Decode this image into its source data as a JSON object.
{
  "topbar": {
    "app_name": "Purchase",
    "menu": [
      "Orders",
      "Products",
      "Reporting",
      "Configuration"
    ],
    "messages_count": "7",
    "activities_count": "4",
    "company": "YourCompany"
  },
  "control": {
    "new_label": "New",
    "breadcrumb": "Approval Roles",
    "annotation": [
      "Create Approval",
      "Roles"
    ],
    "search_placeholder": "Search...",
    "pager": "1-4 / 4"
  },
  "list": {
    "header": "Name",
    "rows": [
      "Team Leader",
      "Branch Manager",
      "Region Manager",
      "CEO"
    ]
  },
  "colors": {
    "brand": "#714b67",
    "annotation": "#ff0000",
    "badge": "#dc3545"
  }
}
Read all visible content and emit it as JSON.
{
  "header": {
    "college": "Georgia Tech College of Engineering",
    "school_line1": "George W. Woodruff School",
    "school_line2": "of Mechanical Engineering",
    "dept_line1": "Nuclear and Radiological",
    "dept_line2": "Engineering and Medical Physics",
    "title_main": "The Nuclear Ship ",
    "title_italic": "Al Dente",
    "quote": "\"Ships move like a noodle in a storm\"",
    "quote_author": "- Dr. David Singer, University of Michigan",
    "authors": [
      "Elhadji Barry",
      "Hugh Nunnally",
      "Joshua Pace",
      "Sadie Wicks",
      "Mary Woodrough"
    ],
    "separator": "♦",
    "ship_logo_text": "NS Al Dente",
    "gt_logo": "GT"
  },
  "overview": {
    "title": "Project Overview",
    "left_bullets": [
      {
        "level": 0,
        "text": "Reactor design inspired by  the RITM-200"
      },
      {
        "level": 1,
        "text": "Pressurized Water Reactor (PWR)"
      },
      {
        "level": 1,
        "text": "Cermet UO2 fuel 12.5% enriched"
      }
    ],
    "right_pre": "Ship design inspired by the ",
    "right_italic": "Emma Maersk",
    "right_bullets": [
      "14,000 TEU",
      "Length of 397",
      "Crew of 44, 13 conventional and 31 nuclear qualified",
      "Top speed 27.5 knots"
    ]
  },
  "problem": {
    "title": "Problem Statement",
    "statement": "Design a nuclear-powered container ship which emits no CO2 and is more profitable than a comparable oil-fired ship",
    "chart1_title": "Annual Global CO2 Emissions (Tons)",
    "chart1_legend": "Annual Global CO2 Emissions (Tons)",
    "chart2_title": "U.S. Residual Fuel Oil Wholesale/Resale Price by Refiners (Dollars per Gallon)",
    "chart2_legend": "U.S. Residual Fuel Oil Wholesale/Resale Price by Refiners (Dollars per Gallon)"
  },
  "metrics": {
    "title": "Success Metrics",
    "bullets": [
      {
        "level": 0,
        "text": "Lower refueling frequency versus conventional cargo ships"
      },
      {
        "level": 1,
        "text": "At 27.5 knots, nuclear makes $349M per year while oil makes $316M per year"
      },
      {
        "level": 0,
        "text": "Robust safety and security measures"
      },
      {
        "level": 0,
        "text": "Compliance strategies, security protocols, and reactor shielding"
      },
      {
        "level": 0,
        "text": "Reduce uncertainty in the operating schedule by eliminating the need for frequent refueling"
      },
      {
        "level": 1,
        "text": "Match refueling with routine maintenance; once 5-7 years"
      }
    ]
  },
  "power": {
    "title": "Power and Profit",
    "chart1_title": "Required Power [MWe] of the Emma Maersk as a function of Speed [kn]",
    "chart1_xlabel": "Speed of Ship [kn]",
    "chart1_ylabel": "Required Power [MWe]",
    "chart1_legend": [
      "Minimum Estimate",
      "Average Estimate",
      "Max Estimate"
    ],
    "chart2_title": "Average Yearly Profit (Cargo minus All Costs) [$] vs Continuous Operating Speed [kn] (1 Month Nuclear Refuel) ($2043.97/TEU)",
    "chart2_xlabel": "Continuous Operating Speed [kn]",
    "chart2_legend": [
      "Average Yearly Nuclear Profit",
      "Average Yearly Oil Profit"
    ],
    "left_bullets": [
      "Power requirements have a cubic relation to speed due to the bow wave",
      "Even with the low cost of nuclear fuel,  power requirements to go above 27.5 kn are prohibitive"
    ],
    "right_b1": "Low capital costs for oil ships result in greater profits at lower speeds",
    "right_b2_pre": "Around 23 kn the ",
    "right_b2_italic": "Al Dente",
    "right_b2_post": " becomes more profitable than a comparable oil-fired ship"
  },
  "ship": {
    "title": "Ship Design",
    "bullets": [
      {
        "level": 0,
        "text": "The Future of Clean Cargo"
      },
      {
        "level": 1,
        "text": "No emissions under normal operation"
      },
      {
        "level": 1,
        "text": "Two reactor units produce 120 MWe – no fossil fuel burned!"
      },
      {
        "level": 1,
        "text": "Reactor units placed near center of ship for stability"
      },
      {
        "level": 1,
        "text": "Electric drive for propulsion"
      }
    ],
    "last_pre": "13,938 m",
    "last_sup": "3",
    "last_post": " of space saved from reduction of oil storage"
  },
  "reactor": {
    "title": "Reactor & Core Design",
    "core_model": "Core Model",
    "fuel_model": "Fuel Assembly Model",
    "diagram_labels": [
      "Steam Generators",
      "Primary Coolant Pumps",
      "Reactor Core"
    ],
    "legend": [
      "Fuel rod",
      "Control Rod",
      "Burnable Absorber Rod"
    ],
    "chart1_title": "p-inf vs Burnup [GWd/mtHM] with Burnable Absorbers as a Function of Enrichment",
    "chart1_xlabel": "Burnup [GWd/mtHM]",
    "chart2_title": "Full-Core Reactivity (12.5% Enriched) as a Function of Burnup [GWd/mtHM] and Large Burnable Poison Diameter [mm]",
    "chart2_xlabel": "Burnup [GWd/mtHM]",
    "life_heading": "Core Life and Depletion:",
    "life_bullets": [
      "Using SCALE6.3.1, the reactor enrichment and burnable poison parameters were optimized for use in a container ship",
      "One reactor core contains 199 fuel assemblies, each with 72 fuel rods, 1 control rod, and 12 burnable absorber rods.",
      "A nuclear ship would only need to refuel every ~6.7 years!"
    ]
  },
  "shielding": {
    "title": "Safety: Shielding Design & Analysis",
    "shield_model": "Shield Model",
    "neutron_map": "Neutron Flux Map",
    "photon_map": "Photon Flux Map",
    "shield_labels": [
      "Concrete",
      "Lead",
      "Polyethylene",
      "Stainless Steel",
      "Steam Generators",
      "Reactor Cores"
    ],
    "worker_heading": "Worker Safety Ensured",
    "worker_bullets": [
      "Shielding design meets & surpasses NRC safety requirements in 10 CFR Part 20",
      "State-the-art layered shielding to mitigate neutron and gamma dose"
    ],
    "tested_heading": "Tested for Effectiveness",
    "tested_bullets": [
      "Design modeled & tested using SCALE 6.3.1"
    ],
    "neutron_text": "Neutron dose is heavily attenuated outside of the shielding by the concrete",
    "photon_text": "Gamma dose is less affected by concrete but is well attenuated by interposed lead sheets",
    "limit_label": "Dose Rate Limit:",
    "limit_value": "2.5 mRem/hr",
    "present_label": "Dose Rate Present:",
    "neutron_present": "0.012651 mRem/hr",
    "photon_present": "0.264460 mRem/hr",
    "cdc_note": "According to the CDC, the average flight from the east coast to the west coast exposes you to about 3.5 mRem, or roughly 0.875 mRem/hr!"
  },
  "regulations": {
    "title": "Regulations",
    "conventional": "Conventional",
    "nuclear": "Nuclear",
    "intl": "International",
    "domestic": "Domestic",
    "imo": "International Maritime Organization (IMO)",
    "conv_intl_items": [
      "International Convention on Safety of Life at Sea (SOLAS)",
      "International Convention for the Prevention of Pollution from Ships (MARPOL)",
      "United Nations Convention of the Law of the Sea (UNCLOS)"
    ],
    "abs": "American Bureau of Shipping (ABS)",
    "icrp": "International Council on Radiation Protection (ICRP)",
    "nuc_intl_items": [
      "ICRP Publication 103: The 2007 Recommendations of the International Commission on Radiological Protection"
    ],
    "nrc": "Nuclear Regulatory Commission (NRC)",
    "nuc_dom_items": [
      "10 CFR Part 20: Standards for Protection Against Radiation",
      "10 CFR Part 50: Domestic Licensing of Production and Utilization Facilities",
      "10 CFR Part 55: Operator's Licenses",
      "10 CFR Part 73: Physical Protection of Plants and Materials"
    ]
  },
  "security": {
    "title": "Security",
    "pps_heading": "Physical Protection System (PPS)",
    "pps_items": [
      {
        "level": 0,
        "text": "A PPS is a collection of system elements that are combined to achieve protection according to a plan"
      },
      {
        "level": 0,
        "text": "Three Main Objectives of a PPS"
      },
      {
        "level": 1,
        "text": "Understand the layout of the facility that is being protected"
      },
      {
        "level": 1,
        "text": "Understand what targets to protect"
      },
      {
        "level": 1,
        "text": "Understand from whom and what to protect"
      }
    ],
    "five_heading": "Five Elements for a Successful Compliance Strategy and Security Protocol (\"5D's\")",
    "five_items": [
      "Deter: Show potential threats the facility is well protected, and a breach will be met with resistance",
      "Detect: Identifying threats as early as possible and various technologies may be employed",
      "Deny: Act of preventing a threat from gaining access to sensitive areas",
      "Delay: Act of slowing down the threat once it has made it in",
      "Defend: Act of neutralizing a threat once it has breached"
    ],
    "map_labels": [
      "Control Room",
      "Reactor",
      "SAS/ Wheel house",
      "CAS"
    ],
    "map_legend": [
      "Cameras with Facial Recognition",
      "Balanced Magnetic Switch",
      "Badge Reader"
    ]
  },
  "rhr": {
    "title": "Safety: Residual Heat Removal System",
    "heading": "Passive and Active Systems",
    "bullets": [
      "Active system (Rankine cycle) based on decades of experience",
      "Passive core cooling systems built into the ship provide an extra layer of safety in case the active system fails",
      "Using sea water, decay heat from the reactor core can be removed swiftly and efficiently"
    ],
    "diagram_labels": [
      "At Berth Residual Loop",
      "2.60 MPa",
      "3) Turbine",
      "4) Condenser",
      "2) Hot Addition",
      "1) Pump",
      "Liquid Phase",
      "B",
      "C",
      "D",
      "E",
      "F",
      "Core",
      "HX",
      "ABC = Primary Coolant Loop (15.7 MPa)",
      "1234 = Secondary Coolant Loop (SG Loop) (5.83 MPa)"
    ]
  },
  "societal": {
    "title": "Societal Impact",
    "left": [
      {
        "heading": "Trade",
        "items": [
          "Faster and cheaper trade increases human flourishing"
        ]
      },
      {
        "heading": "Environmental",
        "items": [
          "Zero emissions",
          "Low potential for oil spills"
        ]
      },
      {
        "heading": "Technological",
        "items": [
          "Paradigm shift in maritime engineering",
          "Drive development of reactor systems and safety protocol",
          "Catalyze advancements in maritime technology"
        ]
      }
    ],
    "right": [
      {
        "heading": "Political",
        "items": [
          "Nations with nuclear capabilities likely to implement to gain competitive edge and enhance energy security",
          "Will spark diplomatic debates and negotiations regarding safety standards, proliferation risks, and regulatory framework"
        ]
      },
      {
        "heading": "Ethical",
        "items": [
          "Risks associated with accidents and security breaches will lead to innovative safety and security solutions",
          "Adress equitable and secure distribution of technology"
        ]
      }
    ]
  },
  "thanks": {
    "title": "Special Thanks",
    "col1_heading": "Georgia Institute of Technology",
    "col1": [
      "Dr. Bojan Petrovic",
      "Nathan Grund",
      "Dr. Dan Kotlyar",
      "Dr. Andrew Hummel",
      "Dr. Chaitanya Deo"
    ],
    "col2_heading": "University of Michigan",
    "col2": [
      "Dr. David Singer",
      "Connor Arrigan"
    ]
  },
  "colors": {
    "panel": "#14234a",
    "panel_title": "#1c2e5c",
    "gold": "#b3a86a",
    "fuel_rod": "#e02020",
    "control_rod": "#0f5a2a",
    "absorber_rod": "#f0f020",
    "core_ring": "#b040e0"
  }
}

********

▸ **Task details**
In the material above, tally every line with the string "refueling" in it, then give that number alone.

▸ **Response**
3